Present every line of the rows below as a numbered list, skipping any blank lines. Leave the pictures out of the answer.

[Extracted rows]
------------------------------------------------
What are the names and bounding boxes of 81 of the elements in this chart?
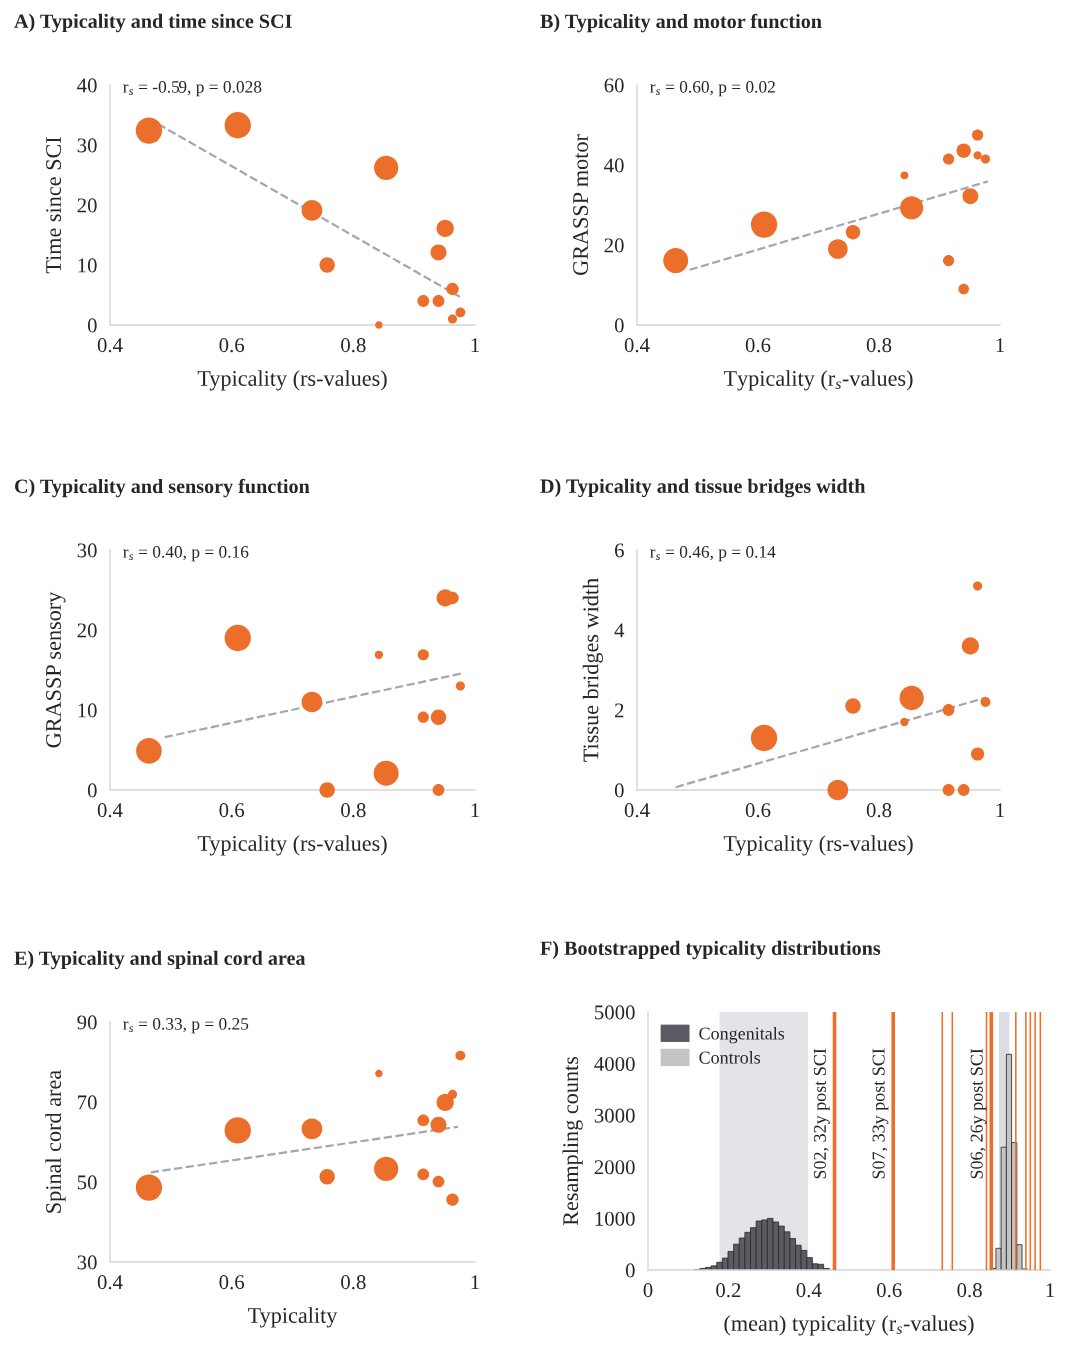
chart-title: B) Typicality and motor function xyxy=(540,13,822,33)
y-tick-label: 30 xyxy=(77,543,97,558)
x-tick-label: 1 xyxy=(471,338,479,352)
y-tick-label: 0 xyxy=(87,783,97,798)
x-tick-label: 0.4 xyxy=(97,338,123,353)
y-tick-label: 30 xyxy=(77,1255,97,1270)
x-axis-title: Typicality (r$_{s}$-values) xyxy=(723,370,913,391)
x-tick-label: 0.8 xyxy=(866,803,892,818)
y-tick-label: 1000 xyxy=(595,1211,635,1226)
x-tick-label: 1 xyxy=(471,803,479,817)
x-tick-label: 0.8 xyxy=(957,1283,982,1298)
y-tick-label: 70 xyxy=(78,1095,97,1110)
y-tick-label: 20 xyxy=(77,623,97,638)
y-axis-title: Resampling counts xyxy=(562,1056,583,1226)
x-tick-label: 0.8 xyxy=(341,338,366,353)
x-axis-title: Typicality (rs-values) xyxy=(197,370,387,391)
y-tick-label: 6 xyxy=(614,543,624,558)
y-tick-label: 3000 xyxy=(594,1108,635,1123)
chart-title: A) Typicality and time since SCI xyxy=(14,13,292,33)
x-tick-label: 0.8 xyxy=(341,803,366,818)
y-tick-label: 60 xyxy=(604,78,624,93)
y-tick-label: 2000 xyxy=(594,1160,635,1175)
x-tick-label: 0.4 xyxy=(796,1283,822,1298)
y-tick-label: 10 xyxy=(78,703,97,718)
y-tick-label: 10 xyxy=(78,258,97,273)
annotation: r$_{s}$ = 0.46, p = 0.14 xyxy=(650,546,776,562)
legend-label: Controls xyxy=(699,1051,761,1064)
y-axis-title: GRASSP motor xyxy=(573,134,589,275)
y-tick-label: 50 xyxy=(77,1175,97,1190)
chart-title: F) Bootstrapped typicality distributions xyxy=(540,940,881,960)
x-tick-label: 0.4 xyxy=(624,338,650,353)
chart-title: E) Typicality and spinal cord area xyxy=(14,950,306,970)
x-tick-label: 0.6 xyxy=(219,803,245,818)
y-tick-label: 4000 xyxy=(594,1056,635,1072)
y-tick-label: 90 xyxy=(77,1015,97,1030)
y-axis-title: GRASSP sensory xyxy=(46,591,66,748)
y-tick-label: 0 xyxy=(614,318,624,333)
y-tick-label: 4 xyxy=(614,623,625,638)
annotation: r$_{s}$ = 0.60, p = 0.02 xyxy=(650,81,775,97)
x-axis-title: Typicality (rs-values) xyxy=(723,835,913,856)
ref-line-label: S02, 32y post SCI xyxy=(813,1048,830,1179)
y-axis-title: Tissue bridges width xyxy=(582,578,603,762)
annotation: r$_{s}$ = -0.59, p = 0.028 xyxy=(123,81,262,97)
y-tick-label: 2 xyxy=(615,703,624,718)
x-tick-label: 0.8 xyxy=(341,1275,366,1290)
y-tick-label: 20 xyxy=(604,238,624,253)
y-tick-label: 0 xyxy=(87,318,97,333)
x-tick-label: 0.6 xyxy=(876,1283,902,1298)
x-tick-label: 1 xyxy=(996,338,1004,352)
x-tick-label: 0.6 xyxy=(219,338,245,353)
annotation: r$_{s}$ = 0.40, p = 0.16 xyxy=(123,546,249,562)
ref-line-label: S07, 33y post SCI xyxy=(872,1048,889,1179)
x-tick-label: 1 xyxy=(1046,1283,1054,1297)
chart-title: D) Typicality and tissue bridges width xyxy=(540,478,866,498)
x-axis-title: Typicality xyxy=(248,1307,338,1328)
x-tick-label: 0.6 xyxy=(745,338,771,353)
y-tick-label: 30 xyxy=(77,138,97,153)
ref-line-label: S06, 26y post SCI xyxy=(970,1048,987,1179)
x-axis-title: Typicality (rs-values) xyxy=(197,835,387,856)
y-tick-label: 0 xyxy=(614,783,624,798)
x-tick-label: 0.6 xyxy=(219,1275,245,1290)
x-tick-label: 0.4 xyxy=(97,1275,123,1290)
x-tick-label: 0.4 xyxy=(624,803,650,818)
annotation: r$_{s}$ = 0.33, p = 0.25 xyxy=(123,1018,249,1034)
x-tick-label: 0.4 xyxy=(97,803,123,818)
x-tick-label: 0.2 xyxy=(716,1283,741,1298)
x-tick-label: 0.8 xyxy=(866,338,892,353)
x-tick-label: 1 xyxy=(996,803,1004,817)
x-tick-label: 1 xyxy=(471,1275,479,1289)
y-axis-title: Time since SCI xyxy=(46,137,62,274)
x-tick-label: 0.6 xyxy=(745,803,771,818)
x-axis-title: (mean) typicality (r$_{s}$-values) xyxy=(724,1315,974,1336)
legend-label: Congenitals xyxy=(699,1026,785,1044)
y-tick-label: 20 xyxy=(77,198,97,213)
y-tick-label: 40 xyxy=(604,158,624,173)
chart-title: C) Typicality and sensory function xyxy=(14,478,310,498)
y-tick-label: 5000 xyxy=(595,1005,635,1020)
y-tick-label: 0 xyxy=(625,1263,635,1278)
y-tick-label: 40 xyxy=(77,78,97,93)
y-axis-title: Spinal cord area xyxy=(45,1070,66,1213)
x-tick-label: 0 xyxy=(643,1283,653,1298)
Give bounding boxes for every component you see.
------------------------------------------------
Problem solution:
1. What are the names and bounding boxes of 81 of the elements in this chart?
2. chart-title: B) Typicality and motor function xyxy=(540,13,822,33)
3. y-tick-label: 30 xyxy=(77,543,97,558)
4. x-tick-label: 1 xyxy=(471,338,479,352)
5. y-tick-label: 0 xyxy=(87,783,97,798)
6. x-tick-label: 0.4 xyxy=(97,338,123,353)
7. y-tick-label: 30 xyxy=(77,1255,97,1270)
8. x-axis-title: Typicality (r$_{s}$-values) xyxy=(723,370,913,391)
9. x-tick-label: 0.8 xyxy=(866,803,892,818)
10. y-tick-label: 1000 xyxy=(595,1211,635,1226)
11. x-tick-label: 1 xyxy=(471,803,479,817)
12. x-tick-label: 0.8 xyxy=(957,1283,982,1298)
13. y-tick-label: 70 xyxy=(78,1095,97,1110)
14. y-tick-label: 20 xyxy=(77,623,97,638)
15. y-axis-title: Resampling counts xyxy=(562,1056,583,1226)
16. x-tick-label: 0.8 xyxy=(341,338,366,353)
17. x-axis-title: Typicality (rs-values) xyxy=(197,370,387,391)
18. y-tick-label: 6 xyxy=(614,543,624,558)
19. y-tick-label: 3000 xyxy=(594,1108,635,1123)
20. chart-title: A) Typicality and time since SCI xyxy=(14,13,292,33)
21. x-tick-label: 0.8 xyxy=(341,803,366,818)
22. y-tick-label: 60 xyxy=(604,78,624,93)
23. y-tick-label: 2000 xyxy=(594,1160,635,1175)
24. x-tick-label: 0.4 xyxy=(796,1283,822,1298)
25. y-tick-label: 10 xyxy=(78,703,97,718)
26. y-tick-label: 10 xyxy=(78,258,97,273)
27. annotation: r$_{s}$ = 0.46, p = 0.14 xyxy=(650,546,776,562)
28. legend-label: Controls xyxy=(699,1051,761,1064)
29. y-axis-title: GRASSP motor xyxy=(573,134,589,275)
30. y-tick-label: 50 xyxy=(77,1175,97,1190)
31. chart-title: F) Bootstrapped typicality distributions xyxy=(540,940,881,960)
32. x-tick-label: 0.4 xyxy=(624,338,650,353)
33. chart-title: E) Typicality and spinal cord area xyxy=(14,950,306,970)
34. x-tick-label: 0.6 xyxy=(219,803,245,818)
35. y-tick-label: 4000 xyxy=(594,1056,635,1072)
36. y-tick-label: 90 xyxy=(77,1015,97,1030)
37. y-axis-title: GRASSP sensory xyxy=(46,591,66,748)
38. y-tick-label: 0 xyxy=(614,318,624,333)
39. y-tick-label: 4 xyxy=(614,623,625,638)
40. annotation: r$_{s}$ = 0.60, p = 0.02 xyxy=(650,81,775,97)
41. x-axis-title: Typicality (rs-values) xyxy=(723,835,913,856)
42. ref-line-label: S02, 32y post SCI xyxy=(813,1048,830,1179)
43. y-axis-title: Tissue bridges width xyxy=(582,578,603,762)
44. annotation: r$_{s}$ = -0.59, p = 0.028 xyxy=(123,81,262,97)
45. y-tick-label: 2 xyxy=(615,703,624,718)
46. x-tick-label: 0.8 xyxy=(341,1275,366,1290)
47. y-tick-label: 20 xyxy=(604,238,624,253)
48. y-tick-label: 0 xyxy=(87,318,97,333)
49. x-tick-label: 0.6 xyxy=(876,1283,902,1298)
50. x-tick-label: 1 xyxy=(996,338,1004,352)
51. x-tick-label: 0.6 xyxy=(219,338,245,353)
52. annotation: r$_{s}$ = 0.40, p = 0.16 xyxy=(123,546,249,562)
53. ref-line-label: S07, 33y post SCI xyxy=(872,1048,889,1179)
54. x-tick-label: 1 xyxy=(1046,1283,1054,1297)
55. chart-title: D) Typicality and tissue bridges width xyxy=(540,478,866,498)
56. x-axis-title: Typicality xyxy=(248,1307,338,1328)
57. x-tick-label: 0.6 xyxy=(745,338,771,353)
58. y-tick-label: 30 xyxy=(77,138,97,153)
59. ref-line-label: S06, 26y post SCI xyxy=(970,1048,987,1179)
60. x-axis-title: Typicality (rs-values) xyxy=(197,835,387,856)
61. y-tick-label: 0 xyxy=(614,783,624,798)
62. x-tick-label: 0.6 xyxy=(219,1275,245,1290)
63. x-tick-label: 0.4 xyxy=(97,1275,123,1290)
64. x-tick-label: 0.4 xyxy=(624,803,650,818)
65. annotation: r$_{s}$ = 0.33, p = 0.25 xyxy=(123,1018,249,1034)
66. x-tick-label: 0.4 xyxy=(97,803,123,818)
67. x-tick-label: 0.2 xyxy=(716,1283,741,1298)
68. x-tick-label: 0.8 xyxy=(866,338,892,353)
69. x-tick-label: 1 xyxy=(996,803,1004,817)
70. x-tick-label: 1 xyxy=(471,1275,479,1289)
71. y-axis-title: Time since SCI xyxy=(46,137,62,274)
72. x-tick-label: 0.6 xyxy=(745,803,771,818)
73. x-axis-title: (mean) typicality (r$_{s}$-values) xyxy=(724,1315,974,1336)
74. legend-label: Congenitals xyxy=(699,1026,785,1044)
75. y-tick-label: 20 xyxy=(77,198,97,213)
76. y-tick-label: 40 xyxy=(604,158,624,173)
77. chart-title: C) Typicality and sensory function xyxy=(14,478,310,498)
78. y-tick-label: 5000 xyxy=(595,1005,635,1020)
79. y-tick-label: 0 xyxy=(625,1263,635,1278)
80. y-tick-label: 40 xyxy=(77,78,97,93)
81. y-axis-title: Spinal cord area xyxy=(45,1070,66,1213)
82. x-tick-label: 0 xyxy=(643,1283,653,1298)
83. Give bounding boxes for every component you see.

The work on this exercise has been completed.